- Exercise brief:
Collect all lines from the records below that include the word "ylabel".

- Raw records:
>> Start

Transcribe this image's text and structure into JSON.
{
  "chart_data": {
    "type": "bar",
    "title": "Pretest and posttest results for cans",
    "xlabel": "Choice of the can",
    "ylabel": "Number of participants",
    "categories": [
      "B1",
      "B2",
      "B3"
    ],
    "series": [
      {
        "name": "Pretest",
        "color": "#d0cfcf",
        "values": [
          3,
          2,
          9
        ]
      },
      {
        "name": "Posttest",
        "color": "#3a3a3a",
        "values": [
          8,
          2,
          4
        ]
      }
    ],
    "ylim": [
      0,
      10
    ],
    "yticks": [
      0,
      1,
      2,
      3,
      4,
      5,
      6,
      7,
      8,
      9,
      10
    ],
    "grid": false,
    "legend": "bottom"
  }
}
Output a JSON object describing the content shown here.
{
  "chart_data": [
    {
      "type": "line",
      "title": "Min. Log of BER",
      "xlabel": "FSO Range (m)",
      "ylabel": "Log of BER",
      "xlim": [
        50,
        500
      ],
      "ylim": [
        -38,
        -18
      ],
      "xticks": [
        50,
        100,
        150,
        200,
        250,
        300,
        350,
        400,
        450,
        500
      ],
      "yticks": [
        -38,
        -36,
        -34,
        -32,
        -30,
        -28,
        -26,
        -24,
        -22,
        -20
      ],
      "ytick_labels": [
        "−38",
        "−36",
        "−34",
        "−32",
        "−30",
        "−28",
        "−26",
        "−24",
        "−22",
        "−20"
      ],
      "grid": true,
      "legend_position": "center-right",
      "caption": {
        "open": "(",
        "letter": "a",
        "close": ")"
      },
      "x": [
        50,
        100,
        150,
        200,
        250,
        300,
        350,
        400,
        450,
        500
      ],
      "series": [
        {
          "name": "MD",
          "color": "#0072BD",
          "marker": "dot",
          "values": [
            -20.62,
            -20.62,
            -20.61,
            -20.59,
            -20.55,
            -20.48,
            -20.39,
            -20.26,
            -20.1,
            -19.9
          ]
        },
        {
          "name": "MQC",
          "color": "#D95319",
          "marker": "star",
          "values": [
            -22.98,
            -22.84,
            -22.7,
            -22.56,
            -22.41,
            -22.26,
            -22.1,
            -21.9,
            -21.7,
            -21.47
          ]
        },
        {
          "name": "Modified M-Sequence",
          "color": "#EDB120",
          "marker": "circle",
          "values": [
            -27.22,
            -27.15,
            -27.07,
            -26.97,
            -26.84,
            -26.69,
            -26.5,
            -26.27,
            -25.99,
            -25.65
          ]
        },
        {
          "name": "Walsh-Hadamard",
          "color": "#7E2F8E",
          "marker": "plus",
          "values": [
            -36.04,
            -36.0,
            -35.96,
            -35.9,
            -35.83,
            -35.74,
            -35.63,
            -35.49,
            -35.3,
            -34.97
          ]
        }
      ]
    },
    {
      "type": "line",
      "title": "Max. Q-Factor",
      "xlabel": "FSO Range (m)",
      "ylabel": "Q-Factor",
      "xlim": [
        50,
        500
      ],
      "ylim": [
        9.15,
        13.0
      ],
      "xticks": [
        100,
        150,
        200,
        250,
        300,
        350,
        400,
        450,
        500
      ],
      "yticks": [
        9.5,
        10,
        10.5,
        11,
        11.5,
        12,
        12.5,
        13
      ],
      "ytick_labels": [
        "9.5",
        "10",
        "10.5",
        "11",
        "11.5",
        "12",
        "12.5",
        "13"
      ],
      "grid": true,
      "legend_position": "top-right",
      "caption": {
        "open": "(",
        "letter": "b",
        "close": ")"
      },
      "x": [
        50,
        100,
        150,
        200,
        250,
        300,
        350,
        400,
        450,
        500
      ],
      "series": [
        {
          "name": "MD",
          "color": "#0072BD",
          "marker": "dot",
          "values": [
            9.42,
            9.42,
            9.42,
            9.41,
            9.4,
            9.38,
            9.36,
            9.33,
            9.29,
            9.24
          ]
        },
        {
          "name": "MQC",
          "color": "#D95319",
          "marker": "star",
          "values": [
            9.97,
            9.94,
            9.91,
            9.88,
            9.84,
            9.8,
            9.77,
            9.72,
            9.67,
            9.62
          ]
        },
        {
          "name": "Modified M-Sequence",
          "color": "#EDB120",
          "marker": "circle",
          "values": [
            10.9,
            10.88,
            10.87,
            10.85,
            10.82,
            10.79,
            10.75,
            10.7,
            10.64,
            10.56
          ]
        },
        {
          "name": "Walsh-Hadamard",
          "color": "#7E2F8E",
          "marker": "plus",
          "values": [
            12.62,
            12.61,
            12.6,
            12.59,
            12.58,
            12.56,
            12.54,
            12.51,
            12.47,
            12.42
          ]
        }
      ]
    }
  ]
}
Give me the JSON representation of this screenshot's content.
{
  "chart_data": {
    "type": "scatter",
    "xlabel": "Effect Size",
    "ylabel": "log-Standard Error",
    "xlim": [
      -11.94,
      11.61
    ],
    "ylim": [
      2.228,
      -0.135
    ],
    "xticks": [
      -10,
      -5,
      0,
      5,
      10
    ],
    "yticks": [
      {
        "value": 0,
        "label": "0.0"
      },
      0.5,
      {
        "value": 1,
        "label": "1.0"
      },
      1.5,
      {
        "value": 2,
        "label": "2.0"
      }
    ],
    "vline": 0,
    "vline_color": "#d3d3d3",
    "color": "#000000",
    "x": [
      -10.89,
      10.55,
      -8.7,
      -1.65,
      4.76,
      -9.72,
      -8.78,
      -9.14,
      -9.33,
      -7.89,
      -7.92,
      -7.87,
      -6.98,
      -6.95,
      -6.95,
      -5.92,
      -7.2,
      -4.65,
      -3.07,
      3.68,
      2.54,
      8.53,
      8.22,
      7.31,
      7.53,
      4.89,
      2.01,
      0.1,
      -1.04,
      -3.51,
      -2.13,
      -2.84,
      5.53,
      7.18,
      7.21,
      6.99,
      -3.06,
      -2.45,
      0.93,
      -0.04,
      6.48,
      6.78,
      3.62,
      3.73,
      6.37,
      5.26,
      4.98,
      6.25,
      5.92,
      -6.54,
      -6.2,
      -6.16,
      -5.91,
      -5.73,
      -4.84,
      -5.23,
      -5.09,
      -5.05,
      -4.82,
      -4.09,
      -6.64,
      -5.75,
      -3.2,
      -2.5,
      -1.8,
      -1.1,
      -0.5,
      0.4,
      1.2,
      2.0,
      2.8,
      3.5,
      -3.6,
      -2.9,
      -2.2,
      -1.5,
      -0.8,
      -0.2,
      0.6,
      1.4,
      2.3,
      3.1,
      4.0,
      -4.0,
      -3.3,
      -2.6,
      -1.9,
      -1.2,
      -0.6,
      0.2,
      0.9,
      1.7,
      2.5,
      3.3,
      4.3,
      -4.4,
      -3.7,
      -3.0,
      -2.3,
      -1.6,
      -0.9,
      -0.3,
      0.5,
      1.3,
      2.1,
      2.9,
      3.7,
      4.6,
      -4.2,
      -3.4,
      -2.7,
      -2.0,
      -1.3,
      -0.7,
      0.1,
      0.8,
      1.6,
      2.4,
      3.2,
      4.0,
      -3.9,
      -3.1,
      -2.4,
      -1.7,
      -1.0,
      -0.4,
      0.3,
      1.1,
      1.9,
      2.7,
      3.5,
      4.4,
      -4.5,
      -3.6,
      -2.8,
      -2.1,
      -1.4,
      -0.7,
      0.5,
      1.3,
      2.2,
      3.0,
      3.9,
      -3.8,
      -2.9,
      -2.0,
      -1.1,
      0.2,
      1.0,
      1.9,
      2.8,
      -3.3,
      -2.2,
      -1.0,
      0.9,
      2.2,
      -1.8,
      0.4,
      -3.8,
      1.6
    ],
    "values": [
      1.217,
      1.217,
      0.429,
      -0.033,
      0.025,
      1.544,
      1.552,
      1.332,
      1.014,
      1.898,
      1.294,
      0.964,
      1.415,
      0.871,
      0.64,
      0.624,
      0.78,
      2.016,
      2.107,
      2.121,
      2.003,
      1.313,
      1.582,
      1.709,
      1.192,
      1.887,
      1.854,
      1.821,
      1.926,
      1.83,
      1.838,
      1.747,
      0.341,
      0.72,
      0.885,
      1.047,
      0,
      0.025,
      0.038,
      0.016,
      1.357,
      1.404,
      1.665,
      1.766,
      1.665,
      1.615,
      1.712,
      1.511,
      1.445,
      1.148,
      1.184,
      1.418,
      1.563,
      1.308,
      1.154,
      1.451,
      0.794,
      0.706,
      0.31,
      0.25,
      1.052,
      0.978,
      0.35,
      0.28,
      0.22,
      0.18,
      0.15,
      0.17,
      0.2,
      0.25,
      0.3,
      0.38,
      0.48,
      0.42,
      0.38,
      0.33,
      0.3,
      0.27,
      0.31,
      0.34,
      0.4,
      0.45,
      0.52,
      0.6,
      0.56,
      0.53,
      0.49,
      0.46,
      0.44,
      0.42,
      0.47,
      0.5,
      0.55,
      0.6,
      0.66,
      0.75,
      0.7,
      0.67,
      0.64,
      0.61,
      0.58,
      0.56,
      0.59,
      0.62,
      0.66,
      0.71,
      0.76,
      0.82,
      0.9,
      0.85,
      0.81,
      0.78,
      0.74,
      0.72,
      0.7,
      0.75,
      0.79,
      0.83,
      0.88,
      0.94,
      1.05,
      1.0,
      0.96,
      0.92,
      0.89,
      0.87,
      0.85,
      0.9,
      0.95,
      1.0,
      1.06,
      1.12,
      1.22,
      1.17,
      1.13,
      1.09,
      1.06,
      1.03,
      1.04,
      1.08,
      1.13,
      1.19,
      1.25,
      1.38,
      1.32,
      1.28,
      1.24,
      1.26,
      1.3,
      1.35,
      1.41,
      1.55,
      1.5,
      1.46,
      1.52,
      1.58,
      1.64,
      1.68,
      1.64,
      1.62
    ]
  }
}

>> End

- Result:
    "ylabel": "Number of participants",
      "ylabel": "Log of BER",
      "ylabel": "Q-Factor",
    "ylabel": "log-Standard Error",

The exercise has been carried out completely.